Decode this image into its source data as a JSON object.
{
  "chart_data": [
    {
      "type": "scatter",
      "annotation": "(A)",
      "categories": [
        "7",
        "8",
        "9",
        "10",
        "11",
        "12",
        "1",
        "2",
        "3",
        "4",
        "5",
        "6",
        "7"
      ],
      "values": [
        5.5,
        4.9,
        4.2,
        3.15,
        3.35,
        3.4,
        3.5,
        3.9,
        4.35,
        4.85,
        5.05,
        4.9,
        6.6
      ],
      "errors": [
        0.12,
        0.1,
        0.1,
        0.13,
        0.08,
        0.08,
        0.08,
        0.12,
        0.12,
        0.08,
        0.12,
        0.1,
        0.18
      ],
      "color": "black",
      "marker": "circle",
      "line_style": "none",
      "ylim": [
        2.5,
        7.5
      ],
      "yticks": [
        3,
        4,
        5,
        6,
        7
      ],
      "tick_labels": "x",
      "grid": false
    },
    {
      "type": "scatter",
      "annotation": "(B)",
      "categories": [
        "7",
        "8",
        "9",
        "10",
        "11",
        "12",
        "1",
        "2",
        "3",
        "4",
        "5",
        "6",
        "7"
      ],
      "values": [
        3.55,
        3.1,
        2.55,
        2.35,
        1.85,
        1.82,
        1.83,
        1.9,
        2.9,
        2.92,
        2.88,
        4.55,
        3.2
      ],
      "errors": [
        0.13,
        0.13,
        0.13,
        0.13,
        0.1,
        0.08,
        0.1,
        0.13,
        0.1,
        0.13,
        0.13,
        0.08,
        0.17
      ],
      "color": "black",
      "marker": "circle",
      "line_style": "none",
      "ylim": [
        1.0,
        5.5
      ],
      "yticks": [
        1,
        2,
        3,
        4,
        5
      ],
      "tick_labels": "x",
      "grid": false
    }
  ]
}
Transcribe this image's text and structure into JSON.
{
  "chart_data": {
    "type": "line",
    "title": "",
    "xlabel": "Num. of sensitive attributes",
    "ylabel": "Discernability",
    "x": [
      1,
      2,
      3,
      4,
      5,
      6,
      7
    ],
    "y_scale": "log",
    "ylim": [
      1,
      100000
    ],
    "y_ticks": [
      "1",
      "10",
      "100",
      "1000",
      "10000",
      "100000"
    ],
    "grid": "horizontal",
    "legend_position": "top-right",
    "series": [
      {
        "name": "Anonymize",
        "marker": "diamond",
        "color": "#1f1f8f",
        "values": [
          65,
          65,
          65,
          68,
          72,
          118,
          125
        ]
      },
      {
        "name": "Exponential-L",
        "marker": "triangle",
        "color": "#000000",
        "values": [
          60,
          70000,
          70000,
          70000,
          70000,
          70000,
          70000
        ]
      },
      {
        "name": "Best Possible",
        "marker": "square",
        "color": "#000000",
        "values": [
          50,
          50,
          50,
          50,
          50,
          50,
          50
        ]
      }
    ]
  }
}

┄┄┄┄┄┄

WHAT YOU WILL DO
Return exactly the lines from the one containing "Transcribe this image's" through the last line of the records above, both included, and nothing else.

PROBLEM SOLUTION
Transcribe this image's text and structure into JSON.
{
  "chart_data": {
    "type": "line",
    "title": "",
    "xlabel": "Num. of sensitive attributes",
    "ylabel": "Discernability",
    "x": [
      1,
      2,
      3,
      4,
      5,
      6,
      7
    ],
    "y_scale": "log",
    "ylim": [
      1,
      100000
    ],
    "y_ticks": [
      "1",
      "10",
      "100",
      "1000",
      "10000",
      "100000"
    ],
    "grid": "horizontal",
    "legend_position": "top-right",
    "series": [
      {
        "name": "Anonymize",
        "marker": "diamond",
        "color": "#1f1f8f",
        "values": [
          65,
          65,
          65,
          68,
          72,
          118,
          125
        ]
      },
      {
        "name": "Exponential-L",
        "marker": "triangle",
        "color": "#000000",
        "values": [
          60,
          70000,
          70000,
          70000,
          70000,
          70000,
          70000
        ]
      },
      {
        "name": "Best Possible",
        "marker": "square",
        "color": "#000000",
        "values": [
          50,
          50,
          50,
          50,
          50,
          50,
          50
        ]
      }
    ]
  }
}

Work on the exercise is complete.